▸ **EXERCISE**
Transcribe the material below exactly as it appears.

Stored records
-- Begin --

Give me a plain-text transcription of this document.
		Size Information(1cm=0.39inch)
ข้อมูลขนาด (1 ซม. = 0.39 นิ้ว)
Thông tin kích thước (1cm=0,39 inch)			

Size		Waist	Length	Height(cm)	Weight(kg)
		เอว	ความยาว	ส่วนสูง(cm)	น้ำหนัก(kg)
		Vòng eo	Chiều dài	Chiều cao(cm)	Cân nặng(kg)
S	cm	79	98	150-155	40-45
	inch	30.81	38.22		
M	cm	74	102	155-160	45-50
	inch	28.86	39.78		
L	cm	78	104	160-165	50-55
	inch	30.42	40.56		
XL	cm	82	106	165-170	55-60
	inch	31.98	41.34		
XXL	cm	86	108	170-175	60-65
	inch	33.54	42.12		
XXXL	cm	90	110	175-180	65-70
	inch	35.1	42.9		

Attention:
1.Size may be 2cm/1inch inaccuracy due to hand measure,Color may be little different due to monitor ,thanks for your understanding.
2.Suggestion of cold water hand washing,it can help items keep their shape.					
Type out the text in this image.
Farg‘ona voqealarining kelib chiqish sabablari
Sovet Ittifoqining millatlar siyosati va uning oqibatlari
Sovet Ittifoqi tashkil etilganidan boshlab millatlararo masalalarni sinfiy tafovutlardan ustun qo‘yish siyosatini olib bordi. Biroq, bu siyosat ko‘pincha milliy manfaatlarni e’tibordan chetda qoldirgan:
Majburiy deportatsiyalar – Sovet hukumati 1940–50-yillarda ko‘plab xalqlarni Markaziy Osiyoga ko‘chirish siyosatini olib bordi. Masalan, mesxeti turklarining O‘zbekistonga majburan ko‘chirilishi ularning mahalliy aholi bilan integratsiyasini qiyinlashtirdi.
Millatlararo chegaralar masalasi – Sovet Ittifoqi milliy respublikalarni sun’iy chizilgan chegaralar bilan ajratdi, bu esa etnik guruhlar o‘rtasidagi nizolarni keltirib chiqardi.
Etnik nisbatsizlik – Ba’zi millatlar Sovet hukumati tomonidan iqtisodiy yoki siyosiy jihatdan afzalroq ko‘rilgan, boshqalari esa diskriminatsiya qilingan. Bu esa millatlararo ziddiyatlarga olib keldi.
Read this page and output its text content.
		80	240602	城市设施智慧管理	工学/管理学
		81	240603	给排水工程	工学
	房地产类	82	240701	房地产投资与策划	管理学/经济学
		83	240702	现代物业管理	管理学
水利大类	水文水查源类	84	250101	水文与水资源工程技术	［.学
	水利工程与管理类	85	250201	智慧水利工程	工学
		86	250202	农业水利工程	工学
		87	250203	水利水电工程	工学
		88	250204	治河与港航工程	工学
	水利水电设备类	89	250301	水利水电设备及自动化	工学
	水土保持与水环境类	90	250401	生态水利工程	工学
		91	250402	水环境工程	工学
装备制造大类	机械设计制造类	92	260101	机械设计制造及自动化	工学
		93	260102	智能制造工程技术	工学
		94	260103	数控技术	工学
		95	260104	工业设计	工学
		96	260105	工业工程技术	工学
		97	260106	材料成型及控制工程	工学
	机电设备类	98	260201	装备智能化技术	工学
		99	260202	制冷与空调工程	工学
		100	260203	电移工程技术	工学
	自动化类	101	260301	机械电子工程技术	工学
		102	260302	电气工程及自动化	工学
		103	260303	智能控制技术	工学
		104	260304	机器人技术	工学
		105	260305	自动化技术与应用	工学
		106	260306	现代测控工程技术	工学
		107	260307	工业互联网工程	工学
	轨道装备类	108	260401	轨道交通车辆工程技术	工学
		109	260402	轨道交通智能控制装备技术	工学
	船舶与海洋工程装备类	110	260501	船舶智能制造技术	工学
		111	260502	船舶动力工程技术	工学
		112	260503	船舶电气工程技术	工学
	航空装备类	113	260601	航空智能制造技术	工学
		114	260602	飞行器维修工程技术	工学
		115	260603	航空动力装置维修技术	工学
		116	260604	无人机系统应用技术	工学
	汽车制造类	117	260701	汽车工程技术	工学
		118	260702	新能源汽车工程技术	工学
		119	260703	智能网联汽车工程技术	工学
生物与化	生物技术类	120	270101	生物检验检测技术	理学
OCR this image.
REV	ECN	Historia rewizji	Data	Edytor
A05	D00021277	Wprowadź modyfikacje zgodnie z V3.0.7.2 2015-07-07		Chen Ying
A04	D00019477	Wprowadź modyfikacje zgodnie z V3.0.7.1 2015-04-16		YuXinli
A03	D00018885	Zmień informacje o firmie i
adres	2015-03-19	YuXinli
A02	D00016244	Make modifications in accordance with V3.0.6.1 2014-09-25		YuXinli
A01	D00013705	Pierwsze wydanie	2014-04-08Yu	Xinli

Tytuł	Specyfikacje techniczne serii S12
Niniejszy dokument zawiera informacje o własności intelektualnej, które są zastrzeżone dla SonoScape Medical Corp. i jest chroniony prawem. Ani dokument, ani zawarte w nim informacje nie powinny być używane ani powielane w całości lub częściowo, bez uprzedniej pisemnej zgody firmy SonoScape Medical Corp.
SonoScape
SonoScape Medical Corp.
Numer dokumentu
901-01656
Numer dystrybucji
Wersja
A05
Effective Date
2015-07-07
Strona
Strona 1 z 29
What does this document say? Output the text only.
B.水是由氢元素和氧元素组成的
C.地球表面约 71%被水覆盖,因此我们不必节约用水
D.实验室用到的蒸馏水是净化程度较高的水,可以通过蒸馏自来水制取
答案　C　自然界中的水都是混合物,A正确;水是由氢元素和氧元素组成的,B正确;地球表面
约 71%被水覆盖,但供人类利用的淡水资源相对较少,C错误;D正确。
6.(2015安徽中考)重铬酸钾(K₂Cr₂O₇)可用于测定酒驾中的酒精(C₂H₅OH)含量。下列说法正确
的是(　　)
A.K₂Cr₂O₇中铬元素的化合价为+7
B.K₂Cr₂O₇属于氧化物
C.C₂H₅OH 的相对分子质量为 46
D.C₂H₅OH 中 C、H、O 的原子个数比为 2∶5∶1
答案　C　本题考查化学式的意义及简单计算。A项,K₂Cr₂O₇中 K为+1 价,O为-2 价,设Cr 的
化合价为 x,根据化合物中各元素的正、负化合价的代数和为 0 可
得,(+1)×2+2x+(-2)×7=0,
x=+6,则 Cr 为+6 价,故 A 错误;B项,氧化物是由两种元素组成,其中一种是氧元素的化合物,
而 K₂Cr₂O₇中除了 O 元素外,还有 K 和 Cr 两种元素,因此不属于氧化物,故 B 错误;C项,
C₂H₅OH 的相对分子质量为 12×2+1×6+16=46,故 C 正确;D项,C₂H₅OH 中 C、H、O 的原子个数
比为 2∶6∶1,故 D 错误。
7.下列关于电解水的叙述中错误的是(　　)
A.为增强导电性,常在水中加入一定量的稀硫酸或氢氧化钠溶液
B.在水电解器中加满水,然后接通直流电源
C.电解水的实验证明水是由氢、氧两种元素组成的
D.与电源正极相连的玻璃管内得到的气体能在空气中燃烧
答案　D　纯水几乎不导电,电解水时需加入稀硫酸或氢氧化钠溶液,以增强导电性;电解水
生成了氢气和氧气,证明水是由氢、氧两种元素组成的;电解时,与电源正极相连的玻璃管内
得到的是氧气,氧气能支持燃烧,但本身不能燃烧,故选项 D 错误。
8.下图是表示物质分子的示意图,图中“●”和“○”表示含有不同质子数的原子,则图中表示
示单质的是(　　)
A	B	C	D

-- End --

▸ **SOLUTION FOR THIS PROBLEM**
Give me a plain-text transcription of this document.
		Size Information(1cm=0.39inch)
ข้อมูลขนาด (1 ซม. = 0.39 นิ้ว)
Thông tin kích thước (1cm=0,39 inch)			

Size		Waist	Length	Height(cm)	Weight(kg)
		เอว	ความยาว	ส่วนสูง(cm)	น้ำหนัก(kg)
		Vòng eo	Chiều dài	Chiều cao(cm)	Cân nặng(kg)
S	cm	79	98	150-155	40-45
	inch	30.81	38.22		
M	cm	74	102	155-160	45-50
	inch	28.86	39.78		
L	cm	78	104	160-165	50-55
	inch	30.42	40.56		
XL	cm	82	106	165-170	55-60
	inch	31.98	41.34		
XXL	cm	86	108	170-175	60-65
	inch	33.54	42.12		
XXXL	cm	90	110	175-180	65-70
	inch	35.1	42.9		

Attention:
1.Size may be 2cm/1inch inaccuracy due to hand measure,Color may be little different due to monitor ,thanks for your understanding.
2.Suggestion of cold water hand washing,it can help items keep their shape.					
Type out the text in this image.
Farg‘ona voqealarining kelib chiqish sabablari
Sovet Ittifoqining millatlar siyosati va uning oqibatlari
Sovet Ittifoqi tashkil etilganidan boshlab millatlararo masalalarni sinfiy tafovutlardan ustun qo‘yish siyosatini olib bordi. Biroq, bu siyosat ko‘pincha milliy manfaatlarni e’tibordan chetda qoldirgan:
Majburiy deportatsiyalar – Sovet hukumati 1940–50-yillarda ko‘plab xalqlarni Markaziy Osiyoga ko‘chirish siyosatini olib bordi. Masalan, mesxeti turklarining O‘zbekistonga majburan ko‘chirilishi ularning mahalliy aholi bilan integratsiyasini qiyinlashtirdi.
Millatlararo chegaralar masalasi – Sovet Ittifoqi milliy respublikalarni sun’iy chizilgan chegaralar bilan ajratdi, bu esa etnik guruhlar o‘rtasidagi nizolarni keltirib chiqardi.
Etnik nisbatsizlik – Ba’zi millatlar Sovet hukumati tomonidan iqtisodiy yoki siyosiy jihatdan afzalroq ko‘rilgan, boshqalari esa diskriminatsiya qilingan. Bu esa millatlararo ziddiyatlarga olib keldi.
Read this page and output its text content.
		80	240602	城市设施智慧管理	工学/管理学
		81	240603	给排水工程	工学
	房地产类	82	240701	房地产投资与策划	管理学/经济学
		83	240702	现代物业管理	管理学
水利大类	水文水查源类	84	250101	水文与水资源工程技术	［.学
	水利工程与管理类	85	250201	智慧水利工程	工学
		86	250202	农业水利工程	工学
		87	250203	水利水电工程	工学
		88	250204	治河与港航工程	工学
	水利水电设备类	89	250301	水利水电设备及自动化	工学
	水土保持与水环境类	90	250401	生态水利工程	工学
		91	250402	水环境工程	工学
装备制造大类	机械设计制造类	92	260101	机械设计制造及自动化	工学
		93	260102	智能制造工程技术	工学
		94	260103	数控技术	工学
		95	260104	工业设计	工学
		96	260105	工业工程技术	工学
		97	260106	材料成型及控制工程	工学
	机电设备类	98	260201	装备智能化技术	工学
		99	260202	制冷与空调工程	工学
		100	260203	电移工程技术	工学
	自动化类	101	260301	机械电子工程技术	工学
		102	260302	电气工程及自动化	工学
		103	260303	智能控制技术	工学
		104	260304	机器人技术	工学
		105	260305	自动化技术与应用	工学
		106	260306	现代测控工程技术	工学
		107	260307	工业互联网工程	工学
	轨道装备类	108	260401	轨道交通车辆工程技术	工学
		109	260402	轨道交通智能控制装备技术	工学
	船舶与海洋工程装备类	110	260501	船舶智能制造技术	工学
		111	260502	船舶动力工程技术	工学
		112	260503	船舶电气工程技术	工学
	航空装备类	113	260601	航空智能制造技术	工学
		114	260602	飞行器维修工程技术	工学
		115	260603	航空动力装置维修技术	工学
		116	260604	无人机系统应用技术	工学
	汽车制造类	117	260701	汽车工程技术	工学
		118	260702	新能源汽车工程技术	工学
		119	260703	智能网联汽车工程技术	工学
生物与化	生物技术类	120	270101	生物检验检测技术	理学
OCR this image.
REV	ECN	Historia rewizji	Data	Edytor
A05	D00021277	Wprowadź modyfikacje zgodnie z V3.0.7.2 2015-07-07		Chen Ying
A04	D00019477	Wprowadź modyfikacje zgodnie z V3.0.7.1 2015-04-16		YuXinli
A03	D00018885	Zmień informacje o firmie i
adres	2015-03-19	YuXinli
A02	D00016244	Make modifications in accordance with V3.0.6.1 2014-09-25		YuXinli
A01	D00013705	Pierwsze wydanie	2014-04-08Yu	Xinli

Tytuł	Specyfikacje techniczne serii S12
Niniejszy dokument zawiera informacje o własności intelektualnej, które są zastrzeżone dla SonoScape Medical Corp. i jest chroniony prawem. Ani dokument, ani zawarte w nim informacje nie powinny być używane ani powielane w całości lub częściowo, bez uprzedniej pisemnej zgody firmy SonoScape Medical Corp.
SonoScape
SonoScape Medical Corp.
Numer dokumentu
901-01656
Numer dystrybucji
Wersja
A05
Effective Date
2015-07-07
Strona
Strona 1 z 29
What does this document say? Output the text only.
B.水是由氢元素和氧元素组成的
C.地球表面约 71%被水覆盖,因此我们不必节约用水
D.实验室用到的蒸馏水是净化程度较高的水,可以通过蒸馏自来水制取
答案　C　自然界中的水都是混合物,A正确;水是由氢元素和氧元素组成的,B正确;地球表面
约 71%被水覆盖,但供人类利用的淡水资源相对较少,C错误;D正确。
6.(2015安徽中考)重铬酸钾(K₂Cr₂O₇)可用于测定酒驾中的酒精(C₂H₅OH)含量。下列说法正确
的是(　　)
A.K₂Cr₂O₇中铬元素的化合价为+7
B.K₂Cr₂O₇属于氧化物
C.C₂H₅OH 的相对分子质量为 46
D.C₂H₅OH 中 C、H、O 的原子个数比为 2∶5∶1
答案　C　本题考查化学式的意义及简单计算。A项,K₂Cr₂O₇中 K为+1 价,O为-2 价,设Cr 的
化合价为 x,根据化合物中各元素的正、负化合价的代数和为 0 可
得,(+1)×2+2x+(-2)×7=0,
x=+6,则 Cr 为+6 价,故 A 错误;B项,氧化物是由两种元素组成,其中一种是氧元素的化合物,
而 K₂Cr₂O₇中除了 O 元素外,还有 K 和 Cr 两种元素,因此不属于氧化物,故 B 错误;C项,
C₂H₅OH 的相对分子质量为 12×2+1×6+16=46,故 C 正确;D项,C₂H₅OH 中 C、H、O 的原子个数
比为 2∶6∶1,故 D 错误。
7.下列关于电解水的叙述中错误的是(　　)
A.为增强导电性,常在水中加入一定量的稀硫酸或氢氧化钠溶液
B.在水电解器中加满水,然后接通直流电源
C.电解水的实验证明水是由氢、氧两种元素组成的
D.与电源正极相连的玻璃管内得到的气体能在空气中燃烧
答案　D　纯水几乎不导电,电解水时需加入稀硫酸或氢氧化钠溶液,以增强导电性;电解水
生成了氢气和氧气,证明水是由氢、氧两种元素组成的;电解时,与电源正极相连的玻璃管内
得到的是氧气,氧气能支持燃烧,但本身不能燃烧,故选项 D 错误。
8.下图是表示物质分子的示意图,图中“●”和“○”表示含有不同质子数的原子,则图中表示
示单质的是(　　)
A	B	C	D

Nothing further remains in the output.